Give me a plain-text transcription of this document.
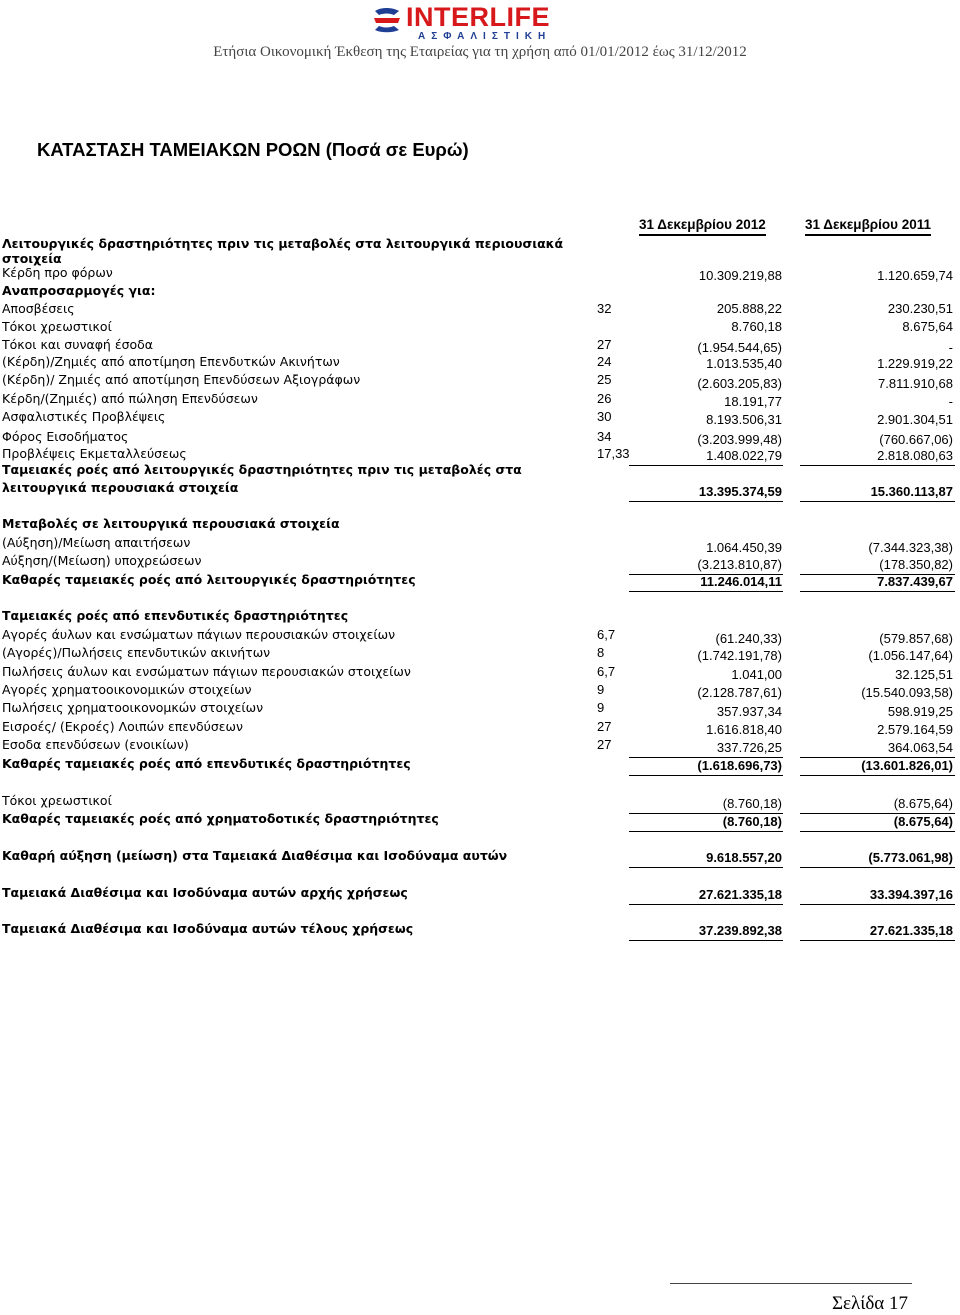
INTERLIFE
ΑΣΦΑΛΙΣΤΙΚΗ
Ετήσια Οικονομική Έκθεση της Εταιρείας για τη χρήση από 01/01/2012 έως 31/12/2012
ΚΑΤΑΣΤΑΣΗ ΤΑΜΕΙΑΚΩΝ ΡΟΩΝ (Ποσά σε Ευρώ)
31 Δεκεμβρίου 2012	31 Δεκεμβρίου 2011
Λειτουργικές δραστηριότητες πριν τις μεταβολές στα λειτουργικά περιουσιακά
στοιχεία
Κέρδη προ φόρων	10.309.219,88	1.120.659,74
Αναπροσαρμογές για:
Αποσβέσεις	32	205.888,22	230.230,51
Τόκοι χρεωστικοί	8.760,18	8.675,64
Τόκοι και συναφή έσοδα	27	(1.954.544,65)	-
(Κέρδη)/Ζημιές από αποτίμηση Επενδυτκών Ακινήτων	24	1.013.535,40	1.229.919,22
(Κέρδη)/ Ζημιές από αποτίμηση Επενδύσεων Αξιογράφων	25	(2.603.205,83)	7.811.910,68
Κέρδη/(Ζημιές) από πώληση Επενδύσεων	26	18.191,77	-
Ασφαλιστικές Προβλέψεις	30	8.193.506,31	2.901.304,51
Φόρος Εισοδήματος	34	(3.203.999,48)	(760.667,06)
Προβλέψεις Εκμεταλλεύσεως	17,33	1.408.022,79	2.818.080,63
Ταμειακές ροές από λειτουργικές δραστηριότητες πριν τις μεταβολές στα
λειτουργικά περουσιακά στοιχεία	13.395.374,59	15.360.113,87
Μεταβολές σε λειτουργικά περουσιακά στοιχεία
(Αύξηση)/Μείωση απαιτήσεων	1.064.450,39	(7.344.323,38)
Αύξηση/(Μείωση) υποχρεώσεων	(3.213.810,87)	(178.350,82)
Καθαρές ταμειακές ροές από λειτουργικές δραστηριότητες	11.246.014,11	7.837.439,67
Ταμειακές ροές από επενδυτικές δραστηριότητες
Αγορές άυλων και ενσώματων πάγιων περουσιακών στοιχείων	6,7	(61.240,33)	(579.857,68)
(Αγορές)/Πωλήσεις επενδυτικών ακινήτων	8	(1.742.191,78)	(1.056.147,64)
Πωλήσεις άυλων και ενσώματων πάγιων περουσιακών στοιχείων	6,7	1.041,00	32.125,51
Αγορές χρηματοοικονομικών στοιχείων	9	(2.128.787,61)	(15.540.093,58)
Πωλήσεις χρηματοοικονομκών στοιχείων	9	357.937,34	598.919,25
Εισροές/ (Εκροές) Λοιπών επενδύσεων	27	1.616.818,40	2.579.164,59
Εσοδα επενδύσεων (ενοικίων)	27	337.726,25	364.063,54
Καθαρές ταμειακές ροές από επενδυτικές δραστηριότητες	(1.618.696,73)	(13.601.826,01)
Τόκοι χρεωστικοί	(8.760,18)	(8.675,64)
Καθαρές ταμειακές ροές από χρηματοδοτικές δραστηριότητες	(8.760,18)	(8.675,64)
Καθαρή αύξηση (μείωση) στα Ταμειακά Διαθέσιμα και Ισοδύναμα αυτών	9.618.557,20	(5.773.061,98)
Ταμειακά Διαθέσιμα και Ισοδύναμα αυτών αρχής χρήσεως	27.621.335,18	33.394.397,16
Ταμειακά Διαθέσιμα και Ισοδύναμα αυτών τέλους χρήσεως	37.239.892,38	27.621.335,18
Σελίδα 17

============================================================

* EXERCISE: Reproduce all of the material above word for word. Omit the pictures.

* WORKED ANSWER:
Give me a plain-text transcription of this document.
INTERLIFE
ΑΣΦΑΛΙΣΤΙΚΗ
Ετήσια Οικονομική Έκθεση της Εταιρείας για τη χρήση από 01/01/2012 έως 31/12/2012
ΚΑΤΑΣΤΑΣΗ ΤΑΜΕΙΑΚΩΝ ΡΟΩΝ (Ποσά σε Ευρώ)
31 Δεκεμβρίου 2012	31 Δεκεμβρίου 2011
Λειτουργικές δραστηριότητες πριν τις μεταβολές στα λειτουργικά περιουσιακά
στοιχεία
Κέρδη προ φόρων	10.309.219,88	1.120.659,74
Αναπροσαρμογές για:
Αποσβέσεις	32	205.888,22	230.230,51
Τόκοι χρεωστικοί	8.760,18	8.675,64
Τόκοι και συναφή έσοδα	27	(1.954.544,65)	-
(Κέρδη)/Ζημιές από αποτίμηση Επενδυτκών Ακινήτων	24	1.013.535,40	1.229.919,22
(Κέρδη)/ Ζημιές από αποτίμηση Επενδύσεων Αξιογράφων	25	(2.603.205,83)	7.811.910,68
Κέρδη/(Ζημιές) από πώληση Επενδύσεων	26	18.191,77	-
Ασφαλιστικές Προβλέψεις	30	8.193.506,31	2.901.304,51
Φόρος Εισοδήματος	34	(3.203.999,48)	(760.667,06)
Προβλέψεις Εκμεταλλεύσεως	17,33	1.408.022,79	2.818.080,63
Ταμειακές ροές από λειτουργικές δραστηριότητες πριν τις μεταβολές στα
λειτουργικά περουσιακά στοιχεία	13.395.374,59	15.360.113,87
Μεταβολές σε λειτουργικά περουσιακά στοιχεία
(Αύξηση)/Μείωση απαιτήσεων	1.064.450,39	(7.344.323,38)
Αύξηση/(Μείωση) υποχρεώσεων	(3.213.810,87)	(178.350,82)
Καθαρές ταμειακές ροές από λειτουργικές δραστηριότητες	11.246.014,11	7.837.439,67
Ταμειακές ροές από επενδυτικές δραστηριότητες
Αγορές άυλων και ενσώματων πάγιων περουσιακών στοιχείων	6,7	(61.240,33)	(579.857,68)
(Αγορές)/Πωλήσεις επενδυτικών ακινήτων	8	(1.742.191,78)	(1.056.147,64)
Πωλήσεις άυλων και ενσώματων πάγιων περουσιακών στοιχείων	6,7	1.041,00	32.125,51
Αγορές χρηματοοικονομικών στοιχείων	9	(2.128.787,61)	(15.540.093,58)
Πωλήσεις χρηματοοικονομκών στοιχείων	9	357.937,34	598.919,25
Εισροές/ (Εκροές) Λοιπών επενδύσεων	27	1.616.818,40	2.579.164,59
Εσοδα επενδύσεων (ενοικίων)	27	337.726,25	364.063,54
Καθαρές ταμειακές ροές από επενδυτικές δραστηριότητες	(1.618.696,73)	(13.601.826,01)
Τόκοι χρεωστικοί	(8.760,18)	(8.675,64)
Καθαρές ταμειακές ροές από χρηματοδοτικές δραστηριότητες	(8.760,18)	(8.675,64)
Καθαρή αύξηση (μείωση) στα Ταμειακά Διαθέσιμα και Ισοδύναμα αυτών	9.618.557,20	(5.773.061,98)
Ταμειακά Διαθέσιμα και Ισοδύναμα αυτών αρχής χρήσεως	27.621.335,18	33.394.397,16
Ταμειακά Διαθέσιμα και Ισοδύναμα αυτών τέλους χρήσεως	37.239.892,38	27.621.335,18
Σελίδα 17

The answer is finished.